## Set exercise
For this exercise, repeat all of the material verbatim apart from its images.
BEGIN The input
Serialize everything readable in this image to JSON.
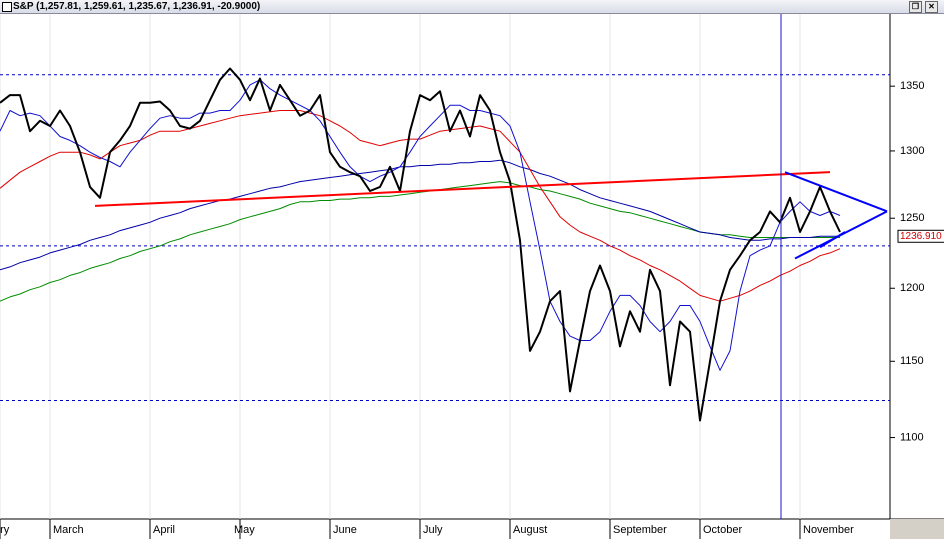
{
  "chart_data": {
    "type": "line",
    "title": "S&P (1,257.81, 1,259.61, 1,235.67, 1,236.91, -20.9000)",
    "log_scale": true,
    "ylim": [
      1049,
      1408
    ],
    "yticks": [
      1100,
      1150,
      1200,
      1250,
      1300,
      1350
    ],
    "grid": true,
    "categories": [
      "ary",
      null,
      null,
      null,
      null,
      "March",
      null,
      null,
      null,
      null,
      null,
      null,
      null,
      null,
      null,
      "April",
      null,
      null,
      null,
      null,
      null,
      null,
      null,
      null,
      "May",
      null,
      null,
      null,
      null,
      null,
      null,
      null,
      null,
      "June",
      null,
      null,
      null,
      null,
      null,
      null,
      null,
      null,
      "July",
      null,
      null,
      null,
      null,
      null,
      null,
      null,
      null,
      "August",
      null,
      null,
      null,
      null,
      null,
      null,
      null,
      null,
      null,
      "September",
      null,
      null,
      null,
      null,
      null,
      null,
      null,
      null,
      "October",
      null,
      null,
      null,
      null,
      null,
      null,
      null,
      null,
      null,
      "November",
      null,
      null,
      null,
      null,
      null,
      null,
      null,
      null,
      null
    ],
    "series": [
      {
        "color": "#008c00",
        "width": 1,
        "values": [
          1191,
          1194,
          1196,
          1199,
          1201,
          1204,
          1206,
          1209,
          1211,
          1214,
          1216,
          1218,
          1221,
          1223,
          1226,
          1228,
          1230,
          1233,
          1235,
          1238,
          1240,
          1242,
          1244,
          1246,
          1249,
          1251,
          1253,
          1255,
          1257,
          1260,
          1262,
          1262,
          1263,
          1263,
          1264,
          1264,
          1265,
          1265,
          1266,
          1266,
          1267,
          1268,
          1269,
          1270,
          1271,
          1272,
          1273,
          1274,
          1275,
          1276,
          1277,
          1276,
          1274,
          1273,
          1271,
          1270,
          1268,
          1266,
          1264,
          1261,
          1259,
          1257,
          1255,
          1254,
          1252,
          1250,
          1248,
          1246,
          1244,
          1242,
          1240,
          1239,
          1238,
          1238,
          1237,
          1236,
          1236,
          1236,
          1236,
          1236,
          1236,
          1236,
          1236,
          1236,
          1236,
          null,
          null,
          null,
          null,
          null
        ]
      },
      {
        "color": "#0000a8",
        "width": 1,
        "values": [
          1213,
          1215,
          1218,
          1220,
          1222,
          1225,
          1227,
          1229,
          1231,
          1234,
          1236,
          1238,
          1241,
          1243,
          1245,
          1247,
          1250,
          1252,
          1254,
          1257,
          1259,
          1261,
          1263,
          1264,
          1266,
          1268,
          1270,
          1272,
          1273,
          1275,
          1277,
          1278,
          1279,
          1280,
          1281,
          1282,
          1283,
          1284,
          1285,
          1286,
          1288,
          1288,
          1289,
          1289,
          1290,
          1290,
          1291,
          1291,
          1292,
          1292,
          1293,
          1291,
          1288,
          1286,
          1283,
          1281,
          1278,
          1275,
          1271,
          1268,
          1265,
          1263,
          1261,
          1259,
          1257,
          1255,
          1252,
          1249,
          1246,
          1243,
          1240,
          1239,
          1238,
          1236,
          1235,
          1234,
          1234,
          1235,
          1235,
          1236,
          1236,
          1236,
          1237,
          1237,
          1237,
          null,
          null,
          null,
          null,
          null
        ]
      },
      {
        "color": "#e00000",
        "width": 1,
        "values": [
          1272,
          1278,
          1284,
          1288,
          1292,
          1296,
          1299,
          1299,
          1299,
          1297,
          1294,
          1299,
          1304,
          1306,
          1308,
          1312,
          1315,
          1315,
          1315,
          1317,
          1319,
          1321,
          1323,
          1325,
          1327,
          1328,
          1329,
          1330,
          1331,
          1331,
          1331,
          1329,
          1327,
          1323,
          1319,
          1314,
          1308,
          1306,
          1304,
          1306,
          1308,
          1309,
          1309,
          1312,
          1315,
          1316,
          1317,
          1318,
          1319,
          1317,
          1315,
          1307,
          1299,
          1286,
          1273,
          1262,
          1251,
          1245,
          1240,
          1237,
          1234,
          1230,
          1227,
          1223,
          1220,
          1216,
          1213,
          1209,
          1205,
          1200,
          1195,
          1193,
          1191,
          1193,
          1195,
          1198,
          1202,
          1205,
          1209,
          1212,
          1216,
          1219,
          1223,
          1225,
          1228,
          null,
          null,
          null,
          null,
          null
        ]
      },
      {
        "color": "#1010d0",
        "width": 1,
        "values": [
          1315,
          1331,
          1327,
          1329,
          1327,
          1319,
          1311,
          1308,
          1304,
          1299,
          1295,
          1292,
          1288,
          1299,
          1308,
          1317,
          1325,
          1327,
          1325,
          1325,
          1329,
          1329,
          1331,
          1331,
          1339,
          1351,
          1355,
          1348,
          1343,
          1339,
          1335,
          1331,
          1323,
          1311,
          1299,
          1288,
          1281,
          1277,
          1281,
          1284,
          1288,
          1299,
          1311,
          1319,
          1327,
          1335,
          1335,
          1331,
          1331,
          1329,
          1327,
          1319,
          1299,
          1262,
          1227,
          1191,
          1177,
          1167,
          1164,
          1164,
          1170,
          1184,
          1195,
          1195,
          1188,
          1177,
          1170,
          1177,
          1188,
          1188,
          1177,
          1160,
          1144,
          1157,
          1198,
          1223,
          1227,
          1230,
          1247,
          1255,
          1262,
          1255,
          1252,
          1255,
          1252,
          null,
          null,
          null,
          null,
          null
        ]
      },
      {
        "color": "#000000",
        "width": 2,
        "values": [
          1337,
          1343,
          1343,
          1315,
          1323,
          1319,
          1331,
          1319,
          1299,
          1273,
          1265,
          1299,
          1308,
          1319,
          1337,
          1337,
          1338,
          1331,
          1319,
          1317,
          1323,
          1339,
          1355,
          1364,
          1355,
          1339,
          1356,
          1331,
          1351,
          1339,
          1327,
          1331,
          1343,
          1299,
          1288,
          1284,
          1281,
          1270,
          1273,
          1288,
          1270,
          1315,
          1343,
          1339,
          1346,
          1315,
          1331,
          1311,
          1343,
          1331,
          1299,
          1277,
          1234,
          1157,
          1170,
          1191,
          1198,
          1130,
          1164,
          1198,
          1216,
          1198,
          1160,
          1184,
          1170,
          1213,
          1198,
          1134,
          1177,
          1170,
          1111,
          1150,
          1191,
          1213,
          1223,
          1234,
          1240,
          1255,
          1247,
          1265,
          1240,
          1255,
          1273,
          1255,
          1240,
          null,
          null,
          null,
          null,
          null
        ]
      }
    ],
    "hlines": [
      1359,
      1230,
      1124
    ],
    "hline_color": "#0000c0",
    "trendlines": [
      {
        "color": "#ff0000",
        "points": [
          [
            9.5,
            1259
          ],
          [
            83,
            1284
          ]
        ]
      },
      {
        "color": "#0000ff",
        "points": [
          [
            78.5,
            1284
          ],
          [
            88.7,
            1255
          ]
        ]
      },
      {
        "color": "#0000ff",
        "points": [
          [
            79.5,
            1221
          ],
          [
            88.7,
            1255
          ]
        ]
      },
      {
        "color": "#0000ff",
        "points": [
          [
            82,
            1229
          ],
          [
            84.5,
            1240
          ]
        ]
      }
    ],
    "last_price": {
      "value": 1236.91,
      "label": "1236.910"
    }
  }
}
END The input
## Completed exercise
Serialize everything readable in this image to JSON.
{
  "chart_data": {
    "type": "line",
    "title": "S&P (1,257.81, 1,259.61, 1,235.67, 1,236.91, -20.9000)",
    "log_scale": true,
    "ylim": [
      1049,
      1408
    ],
    "yticks": [
      1100,
      1150,
      1200,
      1250,
      1300,
      1350
    ],
    "grid": true,
    "categories": [
      "ary",
      null,
      null,
      null,
      null,
      "March",
      null,
      null,
      null,
      null,
      null,
      null,
      null,
      null,
      null,
      "April",
      null,
      null,
      null,
      null,
      null,
      null,
      null,
      null,
      "May",
      null,
      null,
      null,
      null,
      null,
      null,
      null,
      null,
      "June",
      null,
      null,
      null,
      null,
      null,
      null,
      null,
      null,
      "July",
      null,
      null,
      null,
      null,
      null,
      null,
      null,
      null,
      "August",
      null,
      null,
      null,
      null,
      null,
      null,
      null,
      null,
      null,
      "September",
      null,
      null,
      null,
      null,
      null,
      null,
      null,
      null,
      "October",
      null,
      null,
      null,
      null,
      null,
      null,
      null,
      null,
      null,
      "November",
      null,
      null,
      null,
      null,
      null,
      null,
      null,
      null,
      null
    ],
    "series": [
      {
        "color": "#008c00",
        "width": 1,
        "values": [
          1191,
          1194,
          1196,
          1199,
          1201,
          1204,
          1206,
          1209,
          1211,
          1214,
          1216,
          1218,
          1221,
          1223,
          1226,
          1228,
          1230,
          1233,
          1235,
          1238,
          1240,
          1242,
          1244,
          1246,
          1249,
          1251,
          1253,
          1255,
          1257,
          1260,
          1262,
          1262,
          1263,
          1263,
          1264,
          1264,
          1265,
          1265,
          1266,
          1266,
          1267,
          1268,
          1269,
          1270,
          1271,
          1272,
          1273,
          1274,
          1275,
          1276,
          1277,
          1276,
          1274,
          1273,
          1271,
          1270,
          1268,
          1266,
          1264,
          1261,
          1259,
          1257,
          1255,
          1254,
          1252,
          1250,
          1248,
          1246,
          1244,
          1242,
          1240,
          1239,
          1238,
          1238,
          1237,
          1236,
          1236,
          1236,
          1236,
          1236,
          1236,
          1236,
          1236,
          1236,
          1236,
          null,
          null,
          null,
          null,
          null
        ]
      },
      {
        "color": "#0000a8",
        "width": 1,
        "values": [
          1213,
          1215,
          1218,
          1220,
          1222,
          1225,
          1227,
          1229,
          1231,
          1234,
          1236,
          1238,
          1241,
          1243,
          1245,
          1247,
          1250,
          1252,
          1254,
          1257,
          1259,
          1261,
          1263,
          1264,
          1266,
          1268,
          1270,
          1272,
          1273,
          1275,
          1277,
          1278,
          1279,
          1280,
          1281,
          1282,
          1283,
          1284,
          1285,
          1286,
          1288,
          1288,
          1289,
          1289,
          1290,
          1290,
          1291,
          1291,
          1292,
          1292,
          1293,
          1291,
          1288,
          1286,
          1283,
          1281,
          1278,
          1275,
          1271,
          1268,
          1265,
          1263,
          1261,
          1259,
          1257,
          1255,
          1252,
          1249,
          1246,
          1243,
          1240,
          1239,
          1238,
          1236,
          1235,
          1234,
          1234,
          1235,
          1235,
          1236,
          1236,
          1236,
          1237,
          1237,
          1237,
          null,
          null,
          null,
          null,
          null
        ]
      },
      {
        "color": "#e00000",
        "width": 1,
        "values": [
          1272,
          1278,
          1284,
          1288,
          1292,
          1296,
          1299,
          1299,
          1299,
          1297,
          1294,
          1299,
          1304,
          1306,
          1308,
          1312,
          1315,
          1315,
          1315,
          1317,
          1319,
          1321,
          1323,
          1325,
          1327,
          1328,
          1329,
          1330,
          1331,
          1331,
          1331,
          1329,
          1327,
          1323,
          1319,
          1314,
          1308,
          1306,
          1304,
          1306,
          1308,
          1309,
          1309,
          1312,
          1315,
          1316,
          1317,
          1318,
          1319,
          1317,
          1315,
          1307,
          1299,
          1286,
          1273,
          1262,
          1251,
          1245,
          1240,
          1237,
          1234,
          1230,
          1227,
          1223,
          1220,
          1216,
          1213,
          1209,
          1205,
          1200,
          1195,
          1193,
          1191,
          1193,
          1195,
          1198,
          1202,
          1205,
          1209,
          1212,
          1216,
          1219,
          1223,
          1225,
          1228,
          null,
          null,
          null,
          null,
          null
        ]
      },
      {
        "color": "#1010d0",
        "width": 1,
        "values": [
          1315,
          1331,
          1327,
          1329,
          1327,
          1319,
          1311,
          1308,
          1304,
          1299,
          1295,
          1292,
          1288,
          1299,
          1308,
          1317,
          1325,
          1327,
          1325,
          1325,
          1329,
          1329,
          1331,
          1331,
          1339,
          1351,
          1355,
          1348,
          1343,
          1339,
          1335,
          1331,
          1323,
          1311,
          1299,
          1288,
          1281,
          1277,
          1281,
          1284,
          1288,
          1299,
          1311,
          1319,
          1327,
          1335,
          1335,
          1331,
          1331,
          1329,
          1327,
          1319,
          1299,
          1262,
          1227,
          1191,
          1177,
          1167,
          1164,
          1164,
          1170,
          1184,
          1195,
          1195,
          1188,
          1177,
          1170,
          1177,
          1188,
          1188,
          1177,
          1160,
          1144,
          1157,
          1198,
          1223,
          1227,
          1230,
          1247,
          1255,
          1262,
          1255,
          1252,
          1255,
          1252,
          null,
          null,
          null,
          null,
          null
        ]
      },
      {
        "color": "#000000",
        "width": 2,
        "values": [
          1337,
          1343,
          1343,
          1315,
          1323,
          1319,
          1331,
          1319,
          1299,
          1273,
          1265,
          1299,
          1308,
          1319,
          1337,
          1337,
          1338,
          1331,
          1319,
          1317,
          1323,
          1339,
          1355,
          1364,
          1355,
          1339,
          1356,
          1331,
          1351,
          1339,
          1327,
          1331,
          1343,
          1299,
          1288,
          1284,
          1281,
          1270,
          1273,
          1288,
          1270,
          1315,
          1343,
          1339,
          1346,
          1315,
          1331,
          1311,
          1343,
          1331,
          1299,
          1277,
          1234,
          1157,
          1170,
          1191,
          1198,
          1130,
          1164,
          1198,
          1216,
          1198,
          1160,
          1184,
          1170,
          1213,
          1198,
          1134,
          1177,
          1170,
          1111,
          1150,
          1191,
          1213,
          1223,
          1234,
          1240,
          1255,
          1247,
          1265,
          1240,
          1255,
          1273,
          1255,
          1240,
          null,
          null,
          null,
          null,
          null
        ]
      }
    ],
    "hlines": [
      1359,
      1230,
      1124
    ],
    "hline_color": "#0000c0",
    "trendlines": [
      {
        "color": "#ff0000",
        "points": [
          [
            9.5,
            1259
          ],
          [
            83,
            1284
          ]
        ]
      },
      {
        "color": "#0000ff",
        "points": [
          [
            78.5,
            1284
          ],
          [
            88.7,
            1255
          ]
        ]
      },
      {
        "color": "#0000ff",
        "points": [
          [
            79.5,
            1221
          ],
          [
            88.7,
            1255
          ]
        ]
      },
      {
        "color": "#0000ff",
        "points": [
          [
            82,
            1229
          ],
          [
            84.5,
            1240
          ]
        ]
      }
    ],
    "last_price": {
      "value": 1236.91,
      "label": "1236.910"
    }
  }
}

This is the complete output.